■ **AIM**
Copy out every line in which the string "spread" occurs.
..............................
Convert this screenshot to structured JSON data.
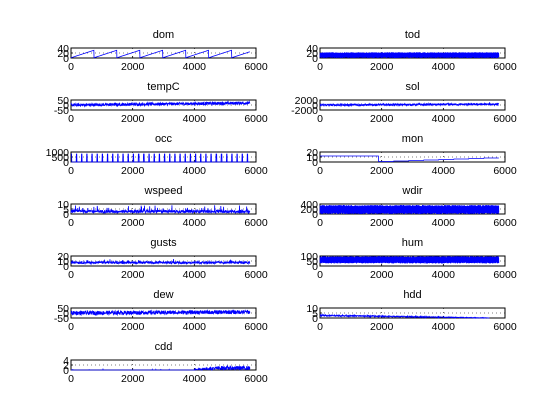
{
  "chart_data": [
    {
      "type": "line",
      "title": "dom",
      "xlim": [
        0,
        6000
      ],
      "ylim": [
        0,
        40
      ],
      "xticks": [
        "0",
        "2000",
        "4000",
        "6000"
      ],
      "yticks": [
        "0",
        "20",
        "40"
      ],
      "grid": "dotted",
      "series": [
        {
          "pattern": "sawtooth",
          "x": [
            0,
            5800
          ],
          "range": [
            1,
            31
          ],
          "period": 744
        }
      ]
    },
    {
      "type": "line",
      "title": "tod",
      "xlim": [
        0,
        6000
      ],
      "ylim": [
        0,
        40
      ],
      "xticks": [
        "0",
        "2000",
        "4000",
        "6000"
      ],
      "yticks": [
        "0",
        "20",
        "40"
      ],
      "grid": "dotted",
      "series": [
        {
          "pattern": "dense",
          "x": [
            0,
            5800
          ],
          "range": [
            0,
            23
          ]
        }
      ]
    },
    {
      "type": "line",
      "title": "tempC",
      "xlim": [
        0,
        6000
      ],
      "ylim": [
        -50,
        50
      ],
      "xticks": [
        "0",
        "2000",
        "4000",
        "6000"
      ],
      "yticks": [
        "-50",
        "0",
        "50"
      ],
      "grid": "dotted",
      "series": [
        {
          "pattern": "noise",
          "x": [
            0,
            5800
          ],
          "center": [
            0,
            20
          ],
          "spread": 15
        }
      ]
    },
    {
      "type": "line",
      "title": "sol",
      "xlim": [
        0,
        6000
      ],
      "ylim": [
        -2000,
        2000
      ],
      "xticks": [
        "0",
        "2000",
        "4000",
        "6000"
      ],
      "yticks": [
        "-2000",
        "0",
        "2000"
      ],
      "grid": "dotted",
      "series": [
        {
          "pattern": "noise",
          "x": [
            0,
            5800
          ],
          "center": [
            0,
            300
          ],
          "spread": 400
        }
      ]
    },
    {
      "type": "line",
      "title": "occ",
      "xlim": [
        0,
        6000
      ],
      "ylim": [
        0,
        1000
      ],
      "xticks": [
        "0",
        "2000",
        "4000",
        "6000"
      ],
      "yticks": [
        "0",
        "500",
        "1000"
      ],
      "grid": "dotted",
      "series": [
        {
          "pattern": "pulses",
          "x": [
            0,
            5800
          ],
          "range": [
            0,
            800
          ],
          "period": 168
        }
      ]
    },
    {
      "type": "line",
      "title": "mon",
      "xlim": [
        0,
        6000
      ],
      "ylim": [
        0,
        20
      ],
      "xticks": [
        "0",
        "2000",
        "4000",
        "6000"
      ],
      "yticks": [
        "0",
        "10",
        "20"
      ],
      "grid": "dotted",
      "series": [
        {
          "pattern": "drop",
          "x": [
            0,
            5800
          ],
          "start": 12,
          "dropAt": 1900,
          "levels": [
            1,
            2,
            3,
            4,
            5,
            6,
            7,
            8
          ]
        }
      ]
    },
    {
      "type": "line",
      "title": "wspeed",
      "xlim": [
        0,
        6000
      ],
      "ylim": [
        0,
        10
      ],
      "xticks": [
        "0",
        "2000",
        "4000",
        "6000"
      ],
      "yticks": [
        "0",
        "5",
        "10"
      ],
      "grid": "dotted",
      "series": [
        {
          "pattern": "noise-pos",
          "x": [
            0,
            5800
          ],
          "center": [
            2,
            2
          ],
          "spread": 2,
          "max": 9
        }
      ]
    },
    {
      "type": "line",
      "title": "wdir",
      "xlim": [
        0,
        6000
      ],
      "ylim": [
        0,
        400
      ],
      "xticks": [
        "0",
        "2000",
        "4000",
        "6000"
      ],
      "yticks": [
        "0",
        "200",
        "400"
      ],
      "grid": "dotted",
      "series": [
        {
          "pattern": "dense",
          "x": [
            0,
            5800
          ],
          "range": [
            0,
            360
          ]
        }
      ]
    },
    {
      "type": "line",
      "title": "gusts",
      "xlim": [
        0,
        6000
      ],
      "ylim": [
        0,
        20
      ],
      "xticks": [
        "0",
        "2000",
        "4000",
        "6000"
      ],
      "yticks": [
        "0",
        "10",
        "20"
      ],
      "grid": "dotted",
      "series": [
        {
          "pattern": "noise-pos",
          "x": [
            0,
            5800
          ],
          "center": [
            6,
            6
          ],
          "spread": 3,
          "max": 14
        }
      ]
    },
    {
      "type": "line",
      "title": "hum",
      "xlim": [
        0,
        6000
      ],
      "ylim": [
        0,
        100
      ],
      "xticks": [
        "0",
        "2000",
        "4000",
        "6000"
      ],
      "yticks": [
        "0",
        "50",
        "100"
      ],
      "grid": "dotted",
      "series": [
        {
          "pattern": "dense",
          "x": [
            0,
            5800
          ],
          "range": [
            25,
            98
          ]
        }
      ]
    },
    {
      "type": "line",
      "title": "dew",
      "xlim": [
        0,
        6000
      ],
      "ylim": [
        -50,
        50
      ],
      "xticks": [
        "0",
        "2000",
        "4000",
        "6000"
      ],
      "yticks": [
        "-50",
        "0",
        "50"
      ],
      "grid": "dotted",
      "series": [
        {
          "pattern": "noise",
          "x": [
            0,
            5800
          ],
          "center": [
            0,
            10
          ],
          "spread": 20
        }
      ]
    },
    {
      "type": "line",
      "title": "hdd",
      "xlim": [
        0,
        6000
      ],
      "ylim": [
        0,
        10
      ],
      "xticks": [
        "0",
        "2000",
        "4000",
        "6000"
      ],
      "yticks": [
        "0",
        "5",
        "10"
      ],
      "grid": "dotted",
      "series": [
        {
          "pattern": "decay",
          "x": [
            0,
            5500
          ],
          "center": [
            2.5,
            0
          ],
          "spread": 1.5
        }
      ]
    },
    {
      "type": "line",
      "title": "cdd",
      "xlim": [
        0,
        6000
      ],
      "ylim": [
        0,
        4
      ],
      "xticks": [
        "0",
        "2000",
        "4000",
        "6000"
      ],
      "yticks": [
        "0",
        "2",
        "4"
      ],
      "grid": "dotted",
      "series": [
        {
          "pattern": "grow",
          "x": [
            0,
            5800
          ],
          "zeroUntil": 4000,
          "max": 1.6
        }
      ]
    }
  ]
}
..............................
■ **FINISHED EXERCISE**
          "spread": 15
          "spread": 400
          "spread": 2,
          "spread": 3,
          "spread": 20
          "spread": 1.5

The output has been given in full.